What is required:
Summarize the forum thread below in two sentences.

Source extract:
=== Section Start ===
Yes but she will be leaving to got Uni in September and she spends the weekends at her boyfriends. So she is only around 5/7 days of the week

Nightmare mother.
Horrendous.

Smallmercies · 21/04/2025 15:07

You've chosen to fuck up your relationship with your daughter ... for what? Let's hope it's worth it.

Itisjustmyopinion · 21/04/2025 15:07

OliveKoala · 21/04/2025 15:03

I couldn’t communicate the return date carefully because I asked her brother to ask her boyfriend when they would be returning. It’s not my fault her boyfriend told her about that conversation.

You are coming across worse in every post. Why is the boyfriend both involved and getting blamed for a conversation that should have been between you and your daughter

Sayshesheshe · 21/04/2025 15:07

Heaven forbid your daughter wears a coat on holiday.

My sister and I are in our 30s and still have holidays with our parents as well as our own holidays, it’s madness to be that you’d have a family one without your 17 year old because you feel she’s been away already.

Runnersandtoms · 21/04/2025 15:08

My DD is off to uni in September and we have planned an extra special holiday this year as it may be the last one where she cones with us! I cannot imagine excluding her, even when she's had a separate holiday with her boyfriend. I want to make tge most of our time together. Also I will still invite her to holiday with us in future, it's just that she may be too busy and have work commitments in holidays going forward. But I hope she'll still come away with us for many years.

TeenLifeMum · 21/04/2025 15:08

As the mum of a 17yo I’m delighted she still wants to hang out with us and I want to enjoy time with her before her next step to adulthood. She’s been to Italy on an amazing holiday (school trip linked to a levels) and she’ll be joining us for our family holiday. I don’t understand your reasons for excluding her at all.

Smallmercies · 21/04/2025 15:08

Is your daughter normally the family scapegoat, or just in her A-level term?

AintNoPartyLikeANumber10Party · 21/04/2025 15:08

Wow @OliveKoala your posts read as really cold and uncaring.

Unless there is a massive back story here YABVU.
Your poor daughter 😞

SixtySomething · 21/04/2025 15:08

OP, Please can you explain what is wrong with wearing a coat?
=== Section End ===
Supplied data:
=== Section Start ===
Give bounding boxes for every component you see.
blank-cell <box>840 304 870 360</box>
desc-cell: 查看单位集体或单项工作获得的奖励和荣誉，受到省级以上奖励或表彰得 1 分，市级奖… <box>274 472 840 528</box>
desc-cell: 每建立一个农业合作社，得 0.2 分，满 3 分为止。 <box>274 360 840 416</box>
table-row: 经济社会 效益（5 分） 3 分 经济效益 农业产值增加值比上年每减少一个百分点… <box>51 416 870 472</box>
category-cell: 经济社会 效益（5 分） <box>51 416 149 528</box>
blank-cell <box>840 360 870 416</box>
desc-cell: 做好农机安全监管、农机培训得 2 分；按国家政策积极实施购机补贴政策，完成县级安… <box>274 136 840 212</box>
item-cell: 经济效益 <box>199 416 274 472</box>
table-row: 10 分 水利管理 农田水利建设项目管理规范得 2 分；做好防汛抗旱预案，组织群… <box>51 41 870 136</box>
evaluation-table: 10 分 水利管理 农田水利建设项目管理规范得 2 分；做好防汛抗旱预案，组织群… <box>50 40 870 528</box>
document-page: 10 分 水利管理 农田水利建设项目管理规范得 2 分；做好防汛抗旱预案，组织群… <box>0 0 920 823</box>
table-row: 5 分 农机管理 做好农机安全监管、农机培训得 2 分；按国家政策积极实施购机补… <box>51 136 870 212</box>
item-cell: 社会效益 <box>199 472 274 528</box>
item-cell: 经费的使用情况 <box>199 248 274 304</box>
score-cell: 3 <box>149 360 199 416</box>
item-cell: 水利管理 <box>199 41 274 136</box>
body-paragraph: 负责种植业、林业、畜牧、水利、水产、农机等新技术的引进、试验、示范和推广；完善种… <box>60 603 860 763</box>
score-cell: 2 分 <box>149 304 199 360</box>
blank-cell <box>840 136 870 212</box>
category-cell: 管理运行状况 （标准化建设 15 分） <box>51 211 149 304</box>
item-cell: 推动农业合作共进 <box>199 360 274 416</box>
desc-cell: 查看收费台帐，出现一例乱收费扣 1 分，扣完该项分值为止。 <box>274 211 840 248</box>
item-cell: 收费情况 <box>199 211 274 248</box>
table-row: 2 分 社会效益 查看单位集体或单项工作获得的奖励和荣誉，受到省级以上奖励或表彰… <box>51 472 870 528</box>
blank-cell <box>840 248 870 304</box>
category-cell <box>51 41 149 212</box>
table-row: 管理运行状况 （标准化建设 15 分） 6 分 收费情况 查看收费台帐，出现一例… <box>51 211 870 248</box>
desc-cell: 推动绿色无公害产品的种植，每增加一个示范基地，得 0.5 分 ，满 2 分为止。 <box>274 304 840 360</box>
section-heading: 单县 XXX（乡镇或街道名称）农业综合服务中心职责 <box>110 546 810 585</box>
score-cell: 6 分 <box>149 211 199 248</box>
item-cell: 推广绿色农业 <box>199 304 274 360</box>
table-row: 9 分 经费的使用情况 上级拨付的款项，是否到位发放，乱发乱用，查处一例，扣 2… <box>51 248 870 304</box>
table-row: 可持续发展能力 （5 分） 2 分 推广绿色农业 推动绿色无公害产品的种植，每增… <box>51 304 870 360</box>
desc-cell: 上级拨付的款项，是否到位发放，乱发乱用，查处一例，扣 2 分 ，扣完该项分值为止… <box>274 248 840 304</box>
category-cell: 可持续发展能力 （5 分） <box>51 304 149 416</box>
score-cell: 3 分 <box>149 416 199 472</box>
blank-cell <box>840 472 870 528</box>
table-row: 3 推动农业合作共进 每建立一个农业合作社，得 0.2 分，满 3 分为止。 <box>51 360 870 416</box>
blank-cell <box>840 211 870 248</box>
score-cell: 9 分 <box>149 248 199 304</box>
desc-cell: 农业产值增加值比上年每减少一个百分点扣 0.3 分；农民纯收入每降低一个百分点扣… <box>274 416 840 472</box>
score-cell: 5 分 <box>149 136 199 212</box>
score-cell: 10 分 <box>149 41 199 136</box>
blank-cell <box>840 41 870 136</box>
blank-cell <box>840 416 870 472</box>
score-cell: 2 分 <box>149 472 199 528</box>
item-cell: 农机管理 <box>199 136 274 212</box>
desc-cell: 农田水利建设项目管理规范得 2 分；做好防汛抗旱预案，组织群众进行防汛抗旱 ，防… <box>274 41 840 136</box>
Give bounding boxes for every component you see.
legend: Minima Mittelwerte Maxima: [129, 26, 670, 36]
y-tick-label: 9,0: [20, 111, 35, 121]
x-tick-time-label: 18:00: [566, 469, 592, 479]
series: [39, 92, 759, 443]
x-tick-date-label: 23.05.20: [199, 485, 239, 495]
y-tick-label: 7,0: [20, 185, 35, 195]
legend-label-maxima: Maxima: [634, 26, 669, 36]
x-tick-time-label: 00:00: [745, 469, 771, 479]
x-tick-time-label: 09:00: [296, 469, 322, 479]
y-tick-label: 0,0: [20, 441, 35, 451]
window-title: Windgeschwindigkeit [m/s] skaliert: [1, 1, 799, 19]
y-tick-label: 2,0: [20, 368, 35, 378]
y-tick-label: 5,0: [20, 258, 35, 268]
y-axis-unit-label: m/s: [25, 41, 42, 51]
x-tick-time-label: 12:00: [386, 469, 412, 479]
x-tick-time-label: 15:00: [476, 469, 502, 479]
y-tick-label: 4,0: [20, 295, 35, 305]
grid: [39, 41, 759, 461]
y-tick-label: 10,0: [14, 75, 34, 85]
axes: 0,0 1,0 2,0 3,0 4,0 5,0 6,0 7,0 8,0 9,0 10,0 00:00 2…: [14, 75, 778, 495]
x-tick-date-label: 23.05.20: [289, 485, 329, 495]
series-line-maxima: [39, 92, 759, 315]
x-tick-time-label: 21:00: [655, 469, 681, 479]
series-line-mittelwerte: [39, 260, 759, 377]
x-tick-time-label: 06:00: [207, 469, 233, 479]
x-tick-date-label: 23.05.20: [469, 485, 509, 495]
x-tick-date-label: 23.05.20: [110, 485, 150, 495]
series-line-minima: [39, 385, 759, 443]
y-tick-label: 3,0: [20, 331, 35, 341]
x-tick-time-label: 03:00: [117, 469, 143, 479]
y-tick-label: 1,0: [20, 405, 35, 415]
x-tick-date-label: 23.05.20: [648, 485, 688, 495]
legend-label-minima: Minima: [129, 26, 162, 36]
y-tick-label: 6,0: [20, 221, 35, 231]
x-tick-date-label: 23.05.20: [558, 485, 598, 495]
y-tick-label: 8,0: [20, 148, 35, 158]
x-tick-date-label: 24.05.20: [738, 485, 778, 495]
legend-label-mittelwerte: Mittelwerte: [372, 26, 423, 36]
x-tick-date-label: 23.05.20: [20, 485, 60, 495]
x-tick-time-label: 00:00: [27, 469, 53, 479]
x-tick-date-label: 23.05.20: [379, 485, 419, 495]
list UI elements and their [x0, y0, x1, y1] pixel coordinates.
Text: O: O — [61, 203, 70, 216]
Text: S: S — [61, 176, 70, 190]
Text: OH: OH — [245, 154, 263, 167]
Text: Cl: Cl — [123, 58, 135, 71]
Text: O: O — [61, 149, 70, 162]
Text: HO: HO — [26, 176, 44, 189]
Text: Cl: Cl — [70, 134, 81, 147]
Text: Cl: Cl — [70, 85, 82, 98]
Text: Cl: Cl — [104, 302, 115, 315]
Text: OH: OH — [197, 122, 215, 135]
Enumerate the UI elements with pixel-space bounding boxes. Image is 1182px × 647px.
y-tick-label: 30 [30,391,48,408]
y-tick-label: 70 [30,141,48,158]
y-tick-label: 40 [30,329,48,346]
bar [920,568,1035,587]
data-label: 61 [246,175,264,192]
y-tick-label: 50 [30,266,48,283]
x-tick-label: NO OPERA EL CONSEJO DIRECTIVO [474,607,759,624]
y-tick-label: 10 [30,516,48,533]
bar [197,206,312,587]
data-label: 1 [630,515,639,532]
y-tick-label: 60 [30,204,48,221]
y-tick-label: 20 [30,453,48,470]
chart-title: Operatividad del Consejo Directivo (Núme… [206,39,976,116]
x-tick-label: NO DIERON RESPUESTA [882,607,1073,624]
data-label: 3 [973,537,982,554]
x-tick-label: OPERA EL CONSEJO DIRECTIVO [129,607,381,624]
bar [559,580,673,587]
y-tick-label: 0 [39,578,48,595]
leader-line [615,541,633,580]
=== Section End ===
Response:
Commenters criticize the original poster for leaving a 17-year-old daughter, who is going to university in September, out of a family holiday, calling the posts cold and the choice damaging to their relationship. Several say they still holiday with their own daughters or parents and cannot understand the exclusion, and others question what is wrong with the daughter wearing a coat.